__Exercise objective__. Find every line below that contains the word "text" and copy it out.

--------------------

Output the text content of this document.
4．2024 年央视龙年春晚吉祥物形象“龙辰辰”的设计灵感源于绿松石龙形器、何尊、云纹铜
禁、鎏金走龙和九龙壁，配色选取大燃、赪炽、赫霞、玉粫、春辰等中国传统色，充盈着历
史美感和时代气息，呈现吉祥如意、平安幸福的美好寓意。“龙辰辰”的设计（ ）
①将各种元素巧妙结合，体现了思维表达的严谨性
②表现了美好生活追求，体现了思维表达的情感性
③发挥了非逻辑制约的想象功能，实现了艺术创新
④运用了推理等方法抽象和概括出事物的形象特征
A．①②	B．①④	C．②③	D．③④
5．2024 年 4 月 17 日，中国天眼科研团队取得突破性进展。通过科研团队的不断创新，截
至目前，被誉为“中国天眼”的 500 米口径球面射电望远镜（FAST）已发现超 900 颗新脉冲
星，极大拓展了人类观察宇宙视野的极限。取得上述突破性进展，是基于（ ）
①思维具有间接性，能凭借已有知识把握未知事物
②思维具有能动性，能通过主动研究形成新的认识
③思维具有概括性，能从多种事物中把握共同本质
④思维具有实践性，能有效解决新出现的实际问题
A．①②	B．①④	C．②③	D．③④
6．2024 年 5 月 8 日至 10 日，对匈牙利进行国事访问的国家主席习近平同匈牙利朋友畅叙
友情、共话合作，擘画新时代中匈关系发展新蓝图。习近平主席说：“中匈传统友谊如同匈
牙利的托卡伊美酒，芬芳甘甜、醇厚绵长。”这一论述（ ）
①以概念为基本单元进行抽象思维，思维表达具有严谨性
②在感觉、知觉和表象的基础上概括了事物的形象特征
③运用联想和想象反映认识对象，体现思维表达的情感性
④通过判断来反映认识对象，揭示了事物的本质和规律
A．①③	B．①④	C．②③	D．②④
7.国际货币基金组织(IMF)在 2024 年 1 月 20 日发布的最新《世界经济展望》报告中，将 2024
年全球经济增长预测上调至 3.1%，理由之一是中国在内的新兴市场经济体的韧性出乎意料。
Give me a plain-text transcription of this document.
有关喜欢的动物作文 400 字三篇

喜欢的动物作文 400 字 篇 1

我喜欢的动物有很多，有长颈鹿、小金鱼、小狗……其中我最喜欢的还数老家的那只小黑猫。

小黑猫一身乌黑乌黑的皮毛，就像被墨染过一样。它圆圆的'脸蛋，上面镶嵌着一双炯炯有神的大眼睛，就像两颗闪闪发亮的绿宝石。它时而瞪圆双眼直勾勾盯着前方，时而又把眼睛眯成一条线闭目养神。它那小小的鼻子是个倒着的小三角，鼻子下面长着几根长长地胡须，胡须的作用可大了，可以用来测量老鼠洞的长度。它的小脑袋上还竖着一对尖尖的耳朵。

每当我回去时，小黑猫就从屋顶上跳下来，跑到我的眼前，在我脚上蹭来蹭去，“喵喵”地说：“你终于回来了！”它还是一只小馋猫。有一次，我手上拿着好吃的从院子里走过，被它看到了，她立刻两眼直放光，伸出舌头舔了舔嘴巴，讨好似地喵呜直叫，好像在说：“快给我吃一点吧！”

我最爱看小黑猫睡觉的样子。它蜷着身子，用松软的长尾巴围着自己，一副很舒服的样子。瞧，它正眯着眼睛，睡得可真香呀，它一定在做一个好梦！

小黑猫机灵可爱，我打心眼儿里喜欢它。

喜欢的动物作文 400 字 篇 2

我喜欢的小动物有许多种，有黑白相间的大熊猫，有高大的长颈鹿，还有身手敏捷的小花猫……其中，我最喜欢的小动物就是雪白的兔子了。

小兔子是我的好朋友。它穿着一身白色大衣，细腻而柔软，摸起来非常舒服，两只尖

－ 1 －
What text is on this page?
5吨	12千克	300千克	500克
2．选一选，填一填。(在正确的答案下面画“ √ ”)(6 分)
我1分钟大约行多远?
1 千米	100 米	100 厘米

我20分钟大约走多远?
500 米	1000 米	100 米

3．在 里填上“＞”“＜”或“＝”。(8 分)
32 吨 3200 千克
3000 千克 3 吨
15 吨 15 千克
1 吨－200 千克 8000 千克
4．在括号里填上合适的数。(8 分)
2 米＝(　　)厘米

--------------------

__Answer to the task__.
Output the text content of this document.
Give me a plain-text transcription of this document.
What text is on this page?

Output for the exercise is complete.